* Exercise directions: Copy, from the entries below, each line where the word "What" can be found.
─── Entries supplied
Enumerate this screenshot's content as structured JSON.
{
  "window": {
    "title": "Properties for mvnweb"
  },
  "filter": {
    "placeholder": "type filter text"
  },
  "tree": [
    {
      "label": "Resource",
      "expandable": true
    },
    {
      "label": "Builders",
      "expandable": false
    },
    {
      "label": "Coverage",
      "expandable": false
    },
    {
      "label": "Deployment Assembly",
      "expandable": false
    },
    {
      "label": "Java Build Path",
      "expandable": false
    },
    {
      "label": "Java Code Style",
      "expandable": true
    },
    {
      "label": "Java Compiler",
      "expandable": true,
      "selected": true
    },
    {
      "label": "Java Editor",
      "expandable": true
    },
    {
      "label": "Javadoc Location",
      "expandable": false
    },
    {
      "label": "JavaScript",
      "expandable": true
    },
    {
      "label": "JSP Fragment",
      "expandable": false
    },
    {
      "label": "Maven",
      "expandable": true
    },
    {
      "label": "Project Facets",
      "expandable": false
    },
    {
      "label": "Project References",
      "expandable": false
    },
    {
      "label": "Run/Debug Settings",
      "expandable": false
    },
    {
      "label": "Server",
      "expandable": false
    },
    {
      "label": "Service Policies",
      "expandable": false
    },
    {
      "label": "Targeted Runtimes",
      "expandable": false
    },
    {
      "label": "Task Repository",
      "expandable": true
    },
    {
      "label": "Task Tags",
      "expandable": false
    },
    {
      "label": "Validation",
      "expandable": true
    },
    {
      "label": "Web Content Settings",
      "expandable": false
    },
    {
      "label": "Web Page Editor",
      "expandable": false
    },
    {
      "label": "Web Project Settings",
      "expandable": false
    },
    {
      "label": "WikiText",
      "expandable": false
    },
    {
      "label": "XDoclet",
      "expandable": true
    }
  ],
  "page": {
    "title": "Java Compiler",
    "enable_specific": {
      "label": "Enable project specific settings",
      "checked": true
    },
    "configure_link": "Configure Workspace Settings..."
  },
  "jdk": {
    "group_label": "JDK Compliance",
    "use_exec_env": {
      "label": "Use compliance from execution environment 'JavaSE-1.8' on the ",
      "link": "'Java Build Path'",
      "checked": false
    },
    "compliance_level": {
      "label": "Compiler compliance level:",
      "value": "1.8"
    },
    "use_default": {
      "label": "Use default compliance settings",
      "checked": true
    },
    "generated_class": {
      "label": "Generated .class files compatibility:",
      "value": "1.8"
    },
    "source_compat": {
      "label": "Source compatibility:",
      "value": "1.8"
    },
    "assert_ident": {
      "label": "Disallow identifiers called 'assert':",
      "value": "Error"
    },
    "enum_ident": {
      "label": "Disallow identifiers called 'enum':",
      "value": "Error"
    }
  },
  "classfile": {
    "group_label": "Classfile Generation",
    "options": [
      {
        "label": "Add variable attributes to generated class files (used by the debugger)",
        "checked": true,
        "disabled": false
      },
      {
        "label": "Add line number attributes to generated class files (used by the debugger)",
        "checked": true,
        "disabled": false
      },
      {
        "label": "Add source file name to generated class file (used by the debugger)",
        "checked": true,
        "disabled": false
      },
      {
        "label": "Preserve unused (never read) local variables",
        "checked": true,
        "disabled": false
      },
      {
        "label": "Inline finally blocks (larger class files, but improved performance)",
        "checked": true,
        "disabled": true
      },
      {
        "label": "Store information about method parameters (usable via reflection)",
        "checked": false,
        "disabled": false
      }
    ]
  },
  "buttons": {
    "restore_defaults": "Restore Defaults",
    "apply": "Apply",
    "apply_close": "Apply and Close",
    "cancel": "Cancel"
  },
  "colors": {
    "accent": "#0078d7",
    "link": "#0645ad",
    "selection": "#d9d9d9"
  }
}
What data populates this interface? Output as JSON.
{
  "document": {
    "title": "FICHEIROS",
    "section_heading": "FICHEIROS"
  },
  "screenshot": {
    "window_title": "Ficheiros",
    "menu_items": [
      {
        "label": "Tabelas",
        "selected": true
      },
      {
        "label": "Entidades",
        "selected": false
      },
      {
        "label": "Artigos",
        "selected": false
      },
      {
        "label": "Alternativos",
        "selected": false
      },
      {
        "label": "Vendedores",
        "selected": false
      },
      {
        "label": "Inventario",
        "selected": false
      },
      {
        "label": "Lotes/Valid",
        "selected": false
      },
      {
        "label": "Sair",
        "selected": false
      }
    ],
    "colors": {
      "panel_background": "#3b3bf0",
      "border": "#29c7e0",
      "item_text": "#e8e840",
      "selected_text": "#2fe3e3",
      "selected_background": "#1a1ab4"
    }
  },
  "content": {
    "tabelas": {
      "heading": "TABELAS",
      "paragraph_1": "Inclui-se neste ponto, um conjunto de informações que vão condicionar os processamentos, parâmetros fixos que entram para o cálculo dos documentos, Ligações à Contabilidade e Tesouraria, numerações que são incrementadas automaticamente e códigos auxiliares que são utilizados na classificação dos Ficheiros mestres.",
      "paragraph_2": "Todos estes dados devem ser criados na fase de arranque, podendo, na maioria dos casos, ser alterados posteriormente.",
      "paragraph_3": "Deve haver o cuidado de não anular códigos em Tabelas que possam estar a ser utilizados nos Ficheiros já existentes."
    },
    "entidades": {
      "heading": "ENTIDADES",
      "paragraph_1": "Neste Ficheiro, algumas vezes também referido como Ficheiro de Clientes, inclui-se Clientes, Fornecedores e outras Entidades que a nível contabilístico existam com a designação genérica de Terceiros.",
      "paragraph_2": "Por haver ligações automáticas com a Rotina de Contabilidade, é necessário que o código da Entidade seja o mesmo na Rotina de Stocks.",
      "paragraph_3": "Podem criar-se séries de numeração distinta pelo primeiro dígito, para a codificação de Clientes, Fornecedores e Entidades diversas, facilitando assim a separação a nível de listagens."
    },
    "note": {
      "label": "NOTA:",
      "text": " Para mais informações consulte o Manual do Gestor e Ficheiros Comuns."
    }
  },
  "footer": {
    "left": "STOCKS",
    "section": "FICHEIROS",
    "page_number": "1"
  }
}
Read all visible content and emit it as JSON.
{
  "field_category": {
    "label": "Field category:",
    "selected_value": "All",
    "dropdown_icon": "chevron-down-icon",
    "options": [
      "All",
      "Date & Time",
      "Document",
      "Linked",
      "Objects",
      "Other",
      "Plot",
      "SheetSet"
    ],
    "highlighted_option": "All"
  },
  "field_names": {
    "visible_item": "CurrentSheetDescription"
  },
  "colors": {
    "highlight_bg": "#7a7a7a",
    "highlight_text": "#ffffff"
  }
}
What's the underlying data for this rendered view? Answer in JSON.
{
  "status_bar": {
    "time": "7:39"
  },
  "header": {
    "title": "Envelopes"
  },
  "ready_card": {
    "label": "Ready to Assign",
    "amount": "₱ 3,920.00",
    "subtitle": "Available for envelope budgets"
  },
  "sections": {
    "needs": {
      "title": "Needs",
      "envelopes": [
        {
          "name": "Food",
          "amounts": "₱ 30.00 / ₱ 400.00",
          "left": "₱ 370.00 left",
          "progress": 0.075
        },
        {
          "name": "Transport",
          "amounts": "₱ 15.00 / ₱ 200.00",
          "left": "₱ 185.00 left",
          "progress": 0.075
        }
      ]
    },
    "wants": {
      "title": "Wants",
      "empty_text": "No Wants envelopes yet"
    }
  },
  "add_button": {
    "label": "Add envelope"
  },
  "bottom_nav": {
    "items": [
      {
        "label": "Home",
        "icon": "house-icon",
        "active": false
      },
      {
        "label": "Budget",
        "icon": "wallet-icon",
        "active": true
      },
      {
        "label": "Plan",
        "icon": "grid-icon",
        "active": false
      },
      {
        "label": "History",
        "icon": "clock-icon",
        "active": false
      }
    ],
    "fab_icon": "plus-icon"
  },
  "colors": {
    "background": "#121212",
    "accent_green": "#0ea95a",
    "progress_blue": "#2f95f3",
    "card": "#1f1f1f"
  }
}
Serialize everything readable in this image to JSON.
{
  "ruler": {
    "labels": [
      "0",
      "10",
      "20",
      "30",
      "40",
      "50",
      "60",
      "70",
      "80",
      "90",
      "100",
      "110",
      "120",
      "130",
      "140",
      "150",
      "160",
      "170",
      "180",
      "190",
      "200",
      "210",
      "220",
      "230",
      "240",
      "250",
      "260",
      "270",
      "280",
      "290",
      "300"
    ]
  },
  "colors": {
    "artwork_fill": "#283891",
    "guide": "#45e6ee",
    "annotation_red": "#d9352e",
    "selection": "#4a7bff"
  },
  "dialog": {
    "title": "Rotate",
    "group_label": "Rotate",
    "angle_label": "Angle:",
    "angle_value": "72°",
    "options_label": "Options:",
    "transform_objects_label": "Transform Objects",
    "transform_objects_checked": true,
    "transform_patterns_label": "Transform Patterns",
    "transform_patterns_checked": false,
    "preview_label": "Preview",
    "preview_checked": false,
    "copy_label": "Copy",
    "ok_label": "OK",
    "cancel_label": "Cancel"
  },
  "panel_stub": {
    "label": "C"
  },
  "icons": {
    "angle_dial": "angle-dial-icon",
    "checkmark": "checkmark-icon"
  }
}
──────
* Response:
What data populates this interface? Output as JSON.
What's the underlying data for this rendered view? Answer in JSON.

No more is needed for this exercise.